[BEGIN INPUT MATERIAL]

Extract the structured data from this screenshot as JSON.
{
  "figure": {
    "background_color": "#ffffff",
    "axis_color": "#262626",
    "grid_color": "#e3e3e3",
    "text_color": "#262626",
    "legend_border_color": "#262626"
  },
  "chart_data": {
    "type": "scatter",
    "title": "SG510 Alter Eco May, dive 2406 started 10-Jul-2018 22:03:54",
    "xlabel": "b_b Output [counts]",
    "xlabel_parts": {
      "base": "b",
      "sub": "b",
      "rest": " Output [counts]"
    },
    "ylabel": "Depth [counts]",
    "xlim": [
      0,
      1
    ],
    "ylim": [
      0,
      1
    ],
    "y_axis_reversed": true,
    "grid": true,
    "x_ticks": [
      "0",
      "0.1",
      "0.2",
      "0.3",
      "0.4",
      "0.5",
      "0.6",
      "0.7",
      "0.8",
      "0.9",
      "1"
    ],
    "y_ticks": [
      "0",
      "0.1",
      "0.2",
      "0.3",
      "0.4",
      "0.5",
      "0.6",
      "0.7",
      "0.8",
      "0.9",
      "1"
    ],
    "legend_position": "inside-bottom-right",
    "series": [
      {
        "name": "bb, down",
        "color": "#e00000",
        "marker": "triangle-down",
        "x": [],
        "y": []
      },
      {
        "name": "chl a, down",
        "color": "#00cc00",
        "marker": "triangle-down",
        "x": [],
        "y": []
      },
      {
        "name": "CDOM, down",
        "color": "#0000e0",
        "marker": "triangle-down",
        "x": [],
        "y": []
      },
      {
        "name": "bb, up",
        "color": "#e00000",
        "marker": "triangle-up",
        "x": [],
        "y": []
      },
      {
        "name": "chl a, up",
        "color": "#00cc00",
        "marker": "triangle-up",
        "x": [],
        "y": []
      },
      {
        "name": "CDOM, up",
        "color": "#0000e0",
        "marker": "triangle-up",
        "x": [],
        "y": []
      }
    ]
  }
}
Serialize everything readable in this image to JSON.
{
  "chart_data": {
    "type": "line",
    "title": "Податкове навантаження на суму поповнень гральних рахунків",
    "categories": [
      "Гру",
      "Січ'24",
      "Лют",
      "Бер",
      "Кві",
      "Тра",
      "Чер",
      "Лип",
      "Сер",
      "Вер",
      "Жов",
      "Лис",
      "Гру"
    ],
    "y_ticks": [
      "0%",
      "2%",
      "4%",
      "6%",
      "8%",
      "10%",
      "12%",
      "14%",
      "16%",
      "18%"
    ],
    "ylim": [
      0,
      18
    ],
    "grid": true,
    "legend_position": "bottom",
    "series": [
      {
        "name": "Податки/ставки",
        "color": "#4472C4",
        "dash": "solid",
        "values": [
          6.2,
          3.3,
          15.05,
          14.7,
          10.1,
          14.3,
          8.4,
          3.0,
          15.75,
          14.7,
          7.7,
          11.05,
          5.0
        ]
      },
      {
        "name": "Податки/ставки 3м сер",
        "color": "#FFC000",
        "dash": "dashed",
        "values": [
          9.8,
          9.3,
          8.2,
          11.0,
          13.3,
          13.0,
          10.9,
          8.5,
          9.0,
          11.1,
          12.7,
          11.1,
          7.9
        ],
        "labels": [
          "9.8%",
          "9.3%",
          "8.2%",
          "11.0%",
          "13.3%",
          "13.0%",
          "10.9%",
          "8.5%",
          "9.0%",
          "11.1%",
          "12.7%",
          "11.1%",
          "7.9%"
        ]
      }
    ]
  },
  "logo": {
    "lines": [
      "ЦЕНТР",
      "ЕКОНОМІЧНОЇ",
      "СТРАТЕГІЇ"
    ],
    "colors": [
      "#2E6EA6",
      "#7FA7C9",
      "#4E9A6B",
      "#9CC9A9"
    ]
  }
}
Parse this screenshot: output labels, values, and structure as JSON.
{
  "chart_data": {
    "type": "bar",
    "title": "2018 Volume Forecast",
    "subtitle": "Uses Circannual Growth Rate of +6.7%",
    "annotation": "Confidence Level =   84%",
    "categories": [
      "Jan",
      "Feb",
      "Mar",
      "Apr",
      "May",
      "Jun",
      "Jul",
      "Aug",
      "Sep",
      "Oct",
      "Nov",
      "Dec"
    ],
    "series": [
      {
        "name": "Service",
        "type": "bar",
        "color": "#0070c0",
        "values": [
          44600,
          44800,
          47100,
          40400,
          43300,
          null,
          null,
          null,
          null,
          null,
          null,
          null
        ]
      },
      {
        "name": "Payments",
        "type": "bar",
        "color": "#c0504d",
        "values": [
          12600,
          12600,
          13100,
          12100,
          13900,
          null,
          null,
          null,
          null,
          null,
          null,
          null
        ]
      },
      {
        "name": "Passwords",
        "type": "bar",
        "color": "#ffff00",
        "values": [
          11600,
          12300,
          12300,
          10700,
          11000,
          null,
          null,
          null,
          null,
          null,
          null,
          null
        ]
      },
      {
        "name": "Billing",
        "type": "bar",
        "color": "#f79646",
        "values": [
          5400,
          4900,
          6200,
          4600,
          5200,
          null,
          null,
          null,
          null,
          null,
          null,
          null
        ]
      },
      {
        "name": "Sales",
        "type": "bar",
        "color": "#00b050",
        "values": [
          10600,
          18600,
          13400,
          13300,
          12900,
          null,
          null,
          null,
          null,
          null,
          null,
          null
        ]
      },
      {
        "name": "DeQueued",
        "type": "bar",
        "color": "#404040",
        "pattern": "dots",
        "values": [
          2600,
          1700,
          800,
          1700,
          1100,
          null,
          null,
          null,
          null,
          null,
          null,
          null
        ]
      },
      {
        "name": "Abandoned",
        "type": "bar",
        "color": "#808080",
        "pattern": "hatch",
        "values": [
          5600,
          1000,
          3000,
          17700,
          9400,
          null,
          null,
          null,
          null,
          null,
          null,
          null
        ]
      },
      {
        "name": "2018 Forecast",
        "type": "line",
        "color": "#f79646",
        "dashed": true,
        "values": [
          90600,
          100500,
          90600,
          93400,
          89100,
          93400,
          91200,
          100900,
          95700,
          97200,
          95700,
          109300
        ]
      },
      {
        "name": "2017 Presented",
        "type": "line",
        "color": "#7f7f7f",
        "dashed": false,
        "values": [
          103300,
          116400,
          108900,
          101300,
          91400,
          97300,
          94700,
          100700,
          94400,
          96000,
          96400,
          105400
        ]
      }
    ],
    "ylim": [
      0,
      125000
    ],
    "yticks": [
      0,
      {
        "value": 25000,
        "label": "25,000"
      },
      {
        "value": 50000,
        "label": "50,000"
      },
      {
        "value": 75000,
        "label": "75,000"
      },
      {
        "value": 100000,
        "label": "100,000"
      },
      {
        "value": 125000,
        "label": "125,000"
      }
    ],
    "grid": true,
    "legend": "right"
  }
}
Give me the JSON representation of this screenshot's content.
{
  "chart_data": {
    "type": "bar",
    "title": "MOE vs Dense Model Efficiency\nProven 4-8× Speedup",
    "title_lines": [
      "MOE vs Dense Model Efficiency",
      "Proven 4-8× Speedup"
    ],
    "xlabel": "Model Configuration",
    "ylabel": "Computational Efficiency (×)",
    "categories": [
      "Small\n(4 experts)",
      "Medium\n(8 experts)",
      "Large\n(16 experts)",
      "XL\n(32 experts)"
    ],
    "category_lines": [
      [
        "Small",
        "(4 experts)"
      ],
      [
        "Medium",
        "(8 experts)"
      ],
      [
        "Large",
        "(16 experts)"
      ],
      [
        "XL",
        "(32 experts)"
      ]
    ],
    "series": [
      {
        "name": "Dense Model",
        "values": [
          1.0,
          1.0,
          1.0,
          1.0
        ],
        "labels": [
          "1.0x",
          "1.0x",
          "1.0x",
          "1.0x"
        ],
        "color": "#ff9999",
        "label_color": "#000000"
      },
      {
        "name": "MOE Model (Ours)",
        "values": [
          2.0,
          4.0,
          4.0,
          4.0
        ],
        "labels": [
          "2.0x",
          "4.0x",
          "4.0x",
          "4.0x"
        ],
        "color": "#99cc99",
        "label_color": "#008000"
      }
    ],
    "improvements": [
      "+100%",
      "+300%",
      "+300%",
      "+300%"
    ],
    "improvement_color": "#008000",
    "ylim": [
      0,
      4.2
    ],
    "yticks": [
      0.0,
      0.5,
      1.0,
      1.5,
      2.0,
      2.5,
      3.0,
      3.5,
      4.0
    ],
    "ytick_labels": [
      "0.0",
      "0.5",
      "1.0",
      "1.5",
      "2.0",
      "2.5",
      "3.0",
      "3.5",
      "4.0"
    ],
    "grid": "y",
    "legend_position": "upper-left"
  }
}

[END INPUT MATERIAL]

# TASK INSTRUCTIONS
Give back only a number, the number of lines where the string "this" occurs.

# COMPLETE RESPONSE
4